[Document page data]
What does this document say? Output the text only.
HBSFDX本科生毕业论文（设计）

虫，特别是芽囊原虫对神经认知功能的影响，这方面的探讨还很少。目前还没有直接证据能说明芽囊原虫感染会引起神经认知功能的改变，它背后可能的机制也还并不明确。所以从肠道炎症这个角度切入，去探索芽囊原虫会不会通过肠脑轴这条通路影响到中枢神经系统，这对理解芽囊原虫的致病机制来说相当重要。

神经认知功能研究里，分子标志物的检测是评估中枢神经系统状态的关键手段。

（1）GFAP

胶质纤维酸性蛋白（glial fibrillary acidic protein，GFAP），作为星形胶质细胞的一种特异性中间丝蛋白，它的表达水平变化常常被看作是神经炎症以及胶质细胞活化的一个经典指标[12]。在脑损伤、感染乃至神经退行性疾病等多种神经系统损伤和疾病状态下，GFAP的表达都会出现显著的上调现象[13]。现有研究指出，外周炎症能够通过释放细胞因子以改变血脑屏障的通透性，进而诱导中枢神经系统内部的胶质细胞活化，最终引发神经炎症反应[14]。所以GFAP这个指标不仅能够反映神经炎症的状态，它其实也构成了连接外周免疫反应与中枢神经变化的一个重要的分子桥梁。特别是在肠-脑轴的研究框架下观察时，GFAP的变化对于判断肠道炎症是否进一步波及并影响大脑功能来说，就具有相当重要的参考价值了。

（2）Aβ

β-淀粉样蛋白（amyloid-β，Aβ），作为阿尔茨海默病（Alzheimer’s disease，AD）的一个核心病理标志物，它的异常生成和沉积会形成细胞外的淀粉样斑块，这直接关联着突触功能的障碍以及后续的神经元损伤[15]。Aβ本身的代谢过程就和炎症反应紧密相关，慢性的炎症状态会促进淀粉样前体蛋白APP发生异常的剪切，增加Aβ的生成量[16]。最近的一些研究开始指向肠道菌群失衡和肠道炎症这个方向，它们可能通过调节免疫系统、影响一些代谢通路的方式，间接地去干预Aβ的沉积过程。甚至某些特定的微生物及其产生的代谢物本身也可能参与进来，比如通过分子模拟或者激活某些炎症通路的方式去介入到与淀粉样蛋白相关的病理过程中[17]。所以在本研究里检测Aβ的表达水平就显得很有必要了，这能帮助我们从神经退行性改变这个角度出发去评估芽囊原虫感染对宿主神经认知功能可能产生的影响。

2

> **INSTRUCTIONS TO FOLLOW**:
An exact copy of all the entries above is what is needed.

> **RESULT FOR THIS TASK**:
What does this document say? Output the text only.
HBSFDX本科生毕业论文（设计）

虫，特别是芽囊原虫对神经认知功能的影响，这方面的探讨还很少。目前还没有直接证据能说明芽囊原虫感染会引起神经认知功能的改变，它背后可能的机制也还并不明确。所以从肠道炎症这个角度切入，去探索芽囊原虫会不会通过肠脑轴这条通路影响到中枢神经系统，这对理解芽囊原虫的致病机制来说相当重要。

神经认知功能研究里，分子标志物的检测是评估中枢神经系统状态的关键手段。

（1）GFAP

胶质纤维酸性蛋白（glial fibrillary acidic protein，GFAP），作为星形胶质细胞的一种特异性中间丝蛋白，它的表达水平变化常常被看作是神经炎症以及胶质细胞活化的一个经典指标[12]。在脑损伤、感染乃至神经退行性疾病等多种神经系统损伤和疾病状态下，GFAP的表达都会出现显著的上调现象[13]。现有研究指出，外周炎症能够通过释放细胞因子以改变血脑屏障的通透性，进而诱导中枢神经系统内部的胶质细胞活化，最终引发神经炎症反应[14]。所以GFAP这个指标不仅能够反映神经炎症的状态，它其实也构成了连接外周免疫反应与中枢神经变化的一个重要的分子桥梁。特别是在肠-脑轴的研究框架下观察时，GFAP的变化对于判断肠道炎症是否进一步波及并影响大脑功能来说，就具有相当重要的参考价值了。

（2）Aβ

β-淀粉样蛋白（amyloid-β，Aβ），作为阿尔茨海默病（Alzheimer’s disease，AD）的一个核心病理标志物，它的异常生成和沉积会形成细胞外的淀粉样斑块，这直接关联着突触功能的障碍以及后续的神经元损伤[15]。Aβ本身的代谢过程就和炎症反应紧密相关，慢性的炎症状态会促进淀粉样前体蛋白APP发生异常的剪切，增加Aβ的生成量[16]。最近的一些研究开始指向肠道菌群失衡和肠道炎症这个方向，它们可能通过调节免疫系统、影响一些代谢通路的方式，间接地去干预Aβ的沉积过程。甚至某些特定的微生物及其产生的代谢物本身也可能参与进来，比如通过分子模拟或者激活某些炎症通路的方式去介入到与淀粉样蛋白相关的病理过程中[17]。所以在本研究里检测Aβ的表达水平就显得很有必要了，这能帮助我们从神经退行性改变这个角度出发去评估芽囊原虫感染对宿主神经认知功能可能产生的影响。

2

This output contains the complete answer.